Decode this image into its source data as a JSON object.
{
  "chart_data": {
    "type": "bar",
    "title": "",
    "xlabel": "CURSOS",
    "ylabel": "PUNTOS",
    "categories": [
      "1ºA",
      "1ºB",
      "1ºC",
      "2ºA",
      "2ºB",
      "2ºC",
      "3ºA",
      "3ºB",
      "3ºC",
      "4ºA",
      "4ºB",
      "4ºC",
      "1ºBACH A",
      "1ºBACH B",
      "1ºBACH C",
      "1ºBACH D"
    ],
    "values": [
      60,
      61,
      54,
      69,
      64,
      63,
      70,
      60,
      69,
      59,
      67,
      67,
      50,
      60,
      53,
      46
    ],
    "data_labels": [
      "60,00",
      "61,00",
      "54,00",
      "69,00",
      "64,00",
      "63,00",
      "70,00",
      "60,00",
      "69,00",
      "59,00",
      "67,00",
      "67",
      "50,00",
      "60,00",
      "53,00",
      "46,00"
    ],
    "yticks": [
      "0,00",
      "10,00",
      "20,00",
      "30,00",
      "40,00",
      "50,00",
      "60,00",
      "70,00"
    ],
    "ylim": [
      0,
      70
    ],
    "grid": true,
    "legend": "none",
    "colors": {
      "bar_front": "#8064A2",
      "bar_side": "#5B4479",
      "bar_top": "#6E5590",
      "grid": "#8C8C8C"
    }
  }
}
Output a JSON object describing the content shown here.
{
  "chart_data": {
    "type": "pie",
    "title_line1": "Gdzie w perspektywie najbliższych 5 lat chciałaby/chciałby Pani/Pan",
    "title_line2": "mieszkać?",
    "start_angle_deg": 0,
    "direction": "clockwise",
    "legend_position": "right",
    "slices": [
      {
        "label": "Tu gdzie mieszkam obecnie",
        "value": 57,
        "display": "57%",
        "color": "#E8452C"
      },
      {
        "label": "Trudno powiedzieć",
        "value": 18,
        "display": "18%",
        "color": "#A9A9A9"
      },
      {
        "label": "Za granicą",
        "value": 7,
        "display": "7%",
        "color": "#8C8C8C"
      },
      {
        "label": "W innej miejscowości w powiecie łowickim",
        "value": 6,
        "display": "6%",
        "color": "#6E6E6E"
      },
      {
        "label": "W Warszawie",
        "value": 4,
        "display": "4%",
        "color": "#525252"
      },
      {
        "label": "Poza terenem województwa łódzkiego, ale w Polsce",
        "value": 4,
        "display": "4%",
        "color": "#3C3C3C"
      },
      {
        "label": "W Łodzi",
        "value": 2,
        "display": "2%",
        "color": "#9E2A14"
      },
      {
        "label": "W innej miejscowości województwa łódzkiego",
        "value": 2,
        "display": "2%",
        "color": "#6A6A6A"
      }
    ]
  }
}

-.-.-

> _Task objective_
Report the number of lines above containing the word "województwa", with no other text.

> _Solution for this task_
2